* [WHAT TO PRODUCE]: Identify and pull out each line of the entries in which "name" occurs.
------------
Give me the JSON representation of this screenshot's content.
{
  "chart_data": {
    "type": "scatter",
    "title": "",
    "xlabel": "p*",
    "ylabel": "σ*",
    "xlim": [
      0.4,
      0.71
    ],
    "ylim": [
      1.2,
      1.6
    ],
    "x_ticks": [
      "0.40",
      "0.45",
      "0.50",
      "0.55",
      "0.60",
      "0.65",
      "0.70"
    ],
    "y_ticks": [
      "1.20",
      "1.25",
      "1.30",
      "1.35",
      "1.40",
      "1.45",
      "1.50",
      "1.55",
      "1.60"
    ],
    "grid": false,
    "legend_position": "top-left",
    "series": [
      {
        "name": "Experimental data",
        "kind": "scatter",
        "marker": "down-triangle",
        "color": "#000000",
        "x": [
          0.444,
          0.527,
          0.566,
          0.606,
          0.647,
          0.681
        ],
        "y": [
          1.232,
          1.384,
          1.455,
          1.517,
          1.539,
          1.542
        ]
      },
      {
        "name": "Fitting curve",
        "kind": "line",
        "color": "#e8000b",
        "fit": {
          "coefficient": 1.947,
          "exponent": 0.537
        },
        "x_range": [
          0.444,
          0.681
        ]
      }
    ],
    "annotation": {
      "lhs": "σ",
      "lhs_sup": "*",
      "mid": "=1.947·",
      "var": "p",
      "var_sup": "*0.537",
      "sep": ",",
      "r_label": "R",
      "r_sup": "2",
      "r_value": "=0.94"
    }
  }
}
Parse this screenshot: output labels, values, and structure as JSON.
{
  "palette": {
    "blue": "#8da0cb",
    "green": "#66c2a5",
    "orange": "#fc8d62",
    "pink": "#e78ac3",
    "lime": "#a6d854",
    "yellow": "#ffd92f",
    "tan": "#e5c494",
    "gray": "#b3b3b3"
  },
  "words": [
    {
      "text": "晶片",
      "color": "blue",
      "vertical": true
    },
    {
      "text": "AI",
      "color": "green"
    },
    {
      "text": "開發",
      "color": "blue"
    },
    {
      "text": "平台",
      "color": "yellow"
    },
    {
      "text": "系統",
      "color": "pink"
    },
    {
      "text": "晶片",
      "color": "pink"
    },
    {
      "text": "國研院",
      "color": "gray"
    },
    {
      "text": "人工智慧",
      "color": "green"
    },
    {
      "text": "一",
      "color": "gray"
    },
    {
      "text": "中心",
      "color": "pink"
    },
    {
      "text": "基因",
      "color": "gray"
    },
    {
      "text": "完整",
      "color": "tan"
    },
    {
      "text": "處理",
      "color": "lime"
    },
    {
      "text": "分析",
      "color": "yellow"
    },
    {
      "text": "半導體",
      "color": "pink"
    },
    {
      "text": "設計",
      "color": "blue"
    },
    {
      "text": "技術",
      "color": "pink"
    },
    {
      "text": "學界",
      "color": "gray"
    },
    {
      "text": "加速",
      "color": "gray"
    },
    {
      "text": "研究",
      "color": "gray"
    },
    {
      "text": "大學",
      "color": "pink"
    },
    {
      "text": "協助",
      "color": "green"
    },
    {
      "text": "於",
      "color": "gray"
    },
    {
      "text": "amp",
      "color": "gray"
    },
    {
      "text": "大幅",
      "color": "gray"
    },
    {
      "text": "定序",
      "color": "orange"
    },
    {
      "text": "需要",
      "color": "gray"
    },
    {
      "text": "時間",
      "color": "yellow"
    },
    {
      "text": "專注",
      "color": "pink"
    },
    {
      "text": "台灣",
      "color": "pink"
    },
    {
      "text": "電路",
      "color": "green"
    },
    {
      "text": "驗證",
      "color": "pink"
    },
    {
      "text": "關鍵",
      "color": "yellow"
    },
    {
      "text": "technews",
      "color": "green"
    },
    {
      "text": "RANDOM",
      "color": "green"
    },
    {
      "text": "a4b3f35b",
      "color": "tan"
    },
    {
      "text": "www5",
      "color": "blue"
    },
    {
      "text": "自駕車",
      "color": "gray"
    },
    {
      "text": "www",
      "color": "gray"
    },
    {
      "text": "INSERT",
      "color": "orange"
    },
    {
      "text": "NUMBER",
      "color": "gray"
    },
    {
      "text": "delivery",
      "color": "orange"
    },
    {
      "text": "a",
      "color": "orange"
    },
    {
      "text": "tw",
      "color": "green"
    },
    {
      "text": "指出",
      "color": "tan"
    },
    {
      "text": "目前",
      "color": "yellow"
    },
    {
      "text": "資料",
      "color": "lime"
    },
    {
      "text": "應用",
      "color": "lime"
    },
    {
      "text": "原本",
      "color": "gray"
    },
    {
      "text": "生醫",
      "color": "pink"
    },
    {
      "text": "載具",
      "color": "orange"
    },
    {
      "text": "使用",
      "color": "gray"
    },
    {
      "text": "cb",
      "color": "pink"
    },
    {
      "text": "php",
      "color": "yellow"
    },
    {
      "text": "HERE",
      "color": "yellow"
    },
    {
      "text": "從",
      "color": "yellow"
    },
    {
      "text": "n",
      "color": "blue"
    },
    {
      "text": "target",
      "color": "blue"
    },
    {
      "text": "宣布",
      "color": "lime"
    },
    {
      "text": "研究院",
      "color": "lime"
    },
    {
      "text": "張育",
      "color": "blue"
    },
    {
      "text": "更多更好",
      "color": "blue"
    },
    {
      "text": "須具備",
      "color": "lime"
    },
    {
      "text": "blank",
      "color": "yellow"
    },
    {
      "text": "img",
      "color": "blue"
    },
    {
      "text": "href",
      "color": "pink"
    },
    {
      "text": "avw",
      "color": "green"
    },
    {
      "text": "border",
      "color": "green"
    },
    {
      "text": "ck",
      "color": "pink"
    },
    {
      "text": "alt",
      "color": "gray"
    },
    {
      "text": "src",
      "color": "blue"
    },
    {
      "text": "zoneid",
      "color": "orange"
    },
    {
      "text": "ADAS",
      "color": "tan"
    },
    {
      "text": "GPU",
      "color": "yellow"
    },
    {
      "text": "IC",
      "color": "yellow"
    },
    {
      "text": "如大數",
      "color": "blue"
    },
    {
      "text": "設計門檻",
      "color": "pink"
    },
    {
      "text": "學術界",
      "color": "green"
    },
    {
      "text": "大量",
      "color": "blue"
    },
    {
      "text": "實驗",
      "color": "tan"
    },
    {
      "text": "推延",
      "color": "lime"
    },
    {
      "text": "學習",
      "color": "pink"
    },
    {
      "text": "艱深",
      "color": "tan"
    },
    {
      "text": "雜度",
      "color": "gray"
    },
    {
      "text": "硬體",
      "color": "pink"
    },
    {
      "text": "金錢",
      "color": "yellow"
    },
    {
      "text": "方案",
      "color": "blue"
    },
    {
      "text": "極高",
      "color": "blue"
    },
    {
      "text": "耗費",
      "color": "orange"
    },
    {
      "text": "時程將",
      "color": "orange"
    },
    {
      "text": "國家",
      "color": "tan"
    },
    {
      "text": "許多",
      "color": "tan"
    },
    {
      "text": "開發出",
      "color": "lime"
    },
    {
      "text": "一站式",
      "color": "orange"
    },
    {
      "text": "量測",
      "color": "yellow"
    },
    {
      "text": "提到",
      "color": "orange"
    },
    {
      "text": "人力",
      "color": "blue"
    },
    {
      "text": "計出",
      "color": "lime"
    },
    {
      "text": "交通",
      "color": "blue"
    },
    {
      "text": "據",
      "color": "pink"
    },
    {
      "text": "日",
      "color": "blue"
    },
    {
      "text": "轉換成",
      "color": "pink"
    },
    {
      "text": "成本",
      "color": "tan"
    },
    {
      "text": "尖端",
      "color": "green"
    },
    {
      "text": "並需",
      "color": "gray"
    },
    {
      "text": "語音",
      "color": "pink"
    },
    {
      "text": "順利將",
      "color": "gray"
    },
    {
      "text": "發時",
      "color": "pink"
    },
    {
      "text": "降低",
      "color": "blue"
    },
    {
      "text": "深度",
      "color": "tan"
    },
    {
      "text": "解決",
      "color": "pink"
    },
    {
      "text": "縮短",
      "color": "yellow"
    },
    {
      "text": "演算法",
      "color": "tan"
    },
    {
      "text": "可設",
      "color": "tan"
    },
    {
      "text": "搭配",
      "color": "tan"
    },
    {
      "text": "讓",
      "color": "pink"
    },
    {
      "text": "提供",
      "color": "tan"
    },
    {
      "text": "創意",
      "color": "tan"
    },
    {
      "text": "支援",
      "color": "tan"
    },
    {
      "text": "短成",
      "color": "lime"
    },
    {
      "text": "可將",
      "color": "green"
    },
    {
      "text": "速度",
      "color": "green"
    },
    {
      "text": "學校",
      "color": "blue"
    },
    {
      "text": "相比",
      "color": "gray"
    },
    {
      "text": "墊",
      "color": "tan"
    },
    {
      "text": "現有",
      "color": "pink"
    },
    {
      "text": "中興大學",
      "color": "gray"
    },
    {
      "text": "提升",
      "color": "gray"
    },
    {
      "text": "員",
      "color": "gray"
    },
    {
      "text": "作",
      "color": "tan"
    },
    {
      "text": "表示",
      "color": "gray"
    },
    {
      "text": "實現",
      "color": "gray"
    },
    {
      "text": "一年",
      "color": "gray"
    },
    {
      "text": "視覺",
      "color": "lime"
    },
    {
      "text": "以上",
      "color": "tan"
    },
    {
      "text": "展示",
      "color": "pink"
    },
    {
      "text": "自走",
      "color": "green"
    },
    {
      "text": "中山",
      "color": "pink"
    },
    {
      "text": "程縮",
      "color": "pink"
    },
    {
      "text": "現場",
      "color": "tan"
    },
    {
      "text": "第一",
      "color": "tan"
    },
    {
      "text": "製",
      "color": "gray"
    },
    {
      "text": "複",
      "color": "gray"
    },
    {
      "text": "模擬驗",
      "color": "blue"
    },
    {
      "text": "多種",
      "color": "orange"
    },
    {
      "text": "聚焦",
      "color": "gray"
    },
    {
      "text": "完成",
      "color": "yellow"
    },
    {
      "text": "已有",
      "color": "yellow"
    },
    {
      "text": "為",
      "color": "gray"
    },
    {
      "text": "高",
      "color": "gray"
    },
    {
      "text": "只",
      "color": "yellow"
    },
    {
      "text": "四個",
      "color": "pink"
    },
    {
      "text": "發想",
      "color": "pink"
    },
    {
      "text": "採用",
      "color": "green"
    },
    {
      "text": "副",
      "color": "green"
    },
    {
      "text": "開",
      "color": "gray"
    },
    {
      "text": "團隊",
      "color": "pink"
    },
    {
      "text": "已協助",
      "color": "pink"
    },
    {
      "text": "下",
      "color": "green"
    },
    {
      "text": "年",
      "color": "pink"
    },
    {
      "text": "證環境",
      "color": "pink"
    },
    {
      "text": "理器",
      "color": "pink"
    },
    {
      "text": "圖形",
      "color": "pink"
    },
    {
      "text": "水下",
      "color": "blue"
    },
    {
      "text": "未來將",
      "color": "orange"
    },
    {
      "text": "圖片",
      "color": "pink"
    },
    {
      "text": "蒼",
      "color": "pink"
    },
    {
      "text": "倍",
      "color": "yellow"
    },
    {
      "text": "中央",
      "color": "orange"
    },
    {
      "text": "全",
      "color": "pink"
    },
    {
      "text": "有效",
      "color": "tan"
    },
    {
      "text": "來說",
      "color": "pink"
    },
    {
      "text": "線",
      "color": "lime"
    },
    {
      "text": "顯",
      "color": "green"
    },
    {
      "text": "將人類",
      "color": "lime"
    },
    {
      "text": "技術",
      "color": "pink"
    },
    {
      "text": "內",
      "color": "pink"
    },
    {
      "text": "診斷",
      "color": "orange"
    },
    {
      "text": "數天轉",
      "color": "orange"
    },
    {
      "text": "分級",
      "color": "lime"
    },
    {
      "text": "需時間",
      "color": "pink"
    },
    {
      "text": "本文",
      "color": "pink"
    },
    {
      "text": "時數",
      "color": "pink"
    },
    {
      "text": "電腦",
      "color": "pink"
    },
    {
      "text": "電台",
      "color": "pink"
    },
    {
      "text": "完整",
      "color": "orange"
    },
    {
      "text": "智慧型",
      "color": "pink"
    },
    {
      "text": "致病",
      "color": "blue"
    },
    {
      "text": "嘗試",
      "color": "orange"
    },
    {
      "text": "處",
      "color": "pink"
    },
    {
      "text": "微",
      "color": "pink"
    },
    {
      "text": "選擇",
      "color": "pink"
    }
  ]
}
------------
* [SOLVED PROBLEM]:
        "name": "Experimental data",
        "name": "Fitting curve",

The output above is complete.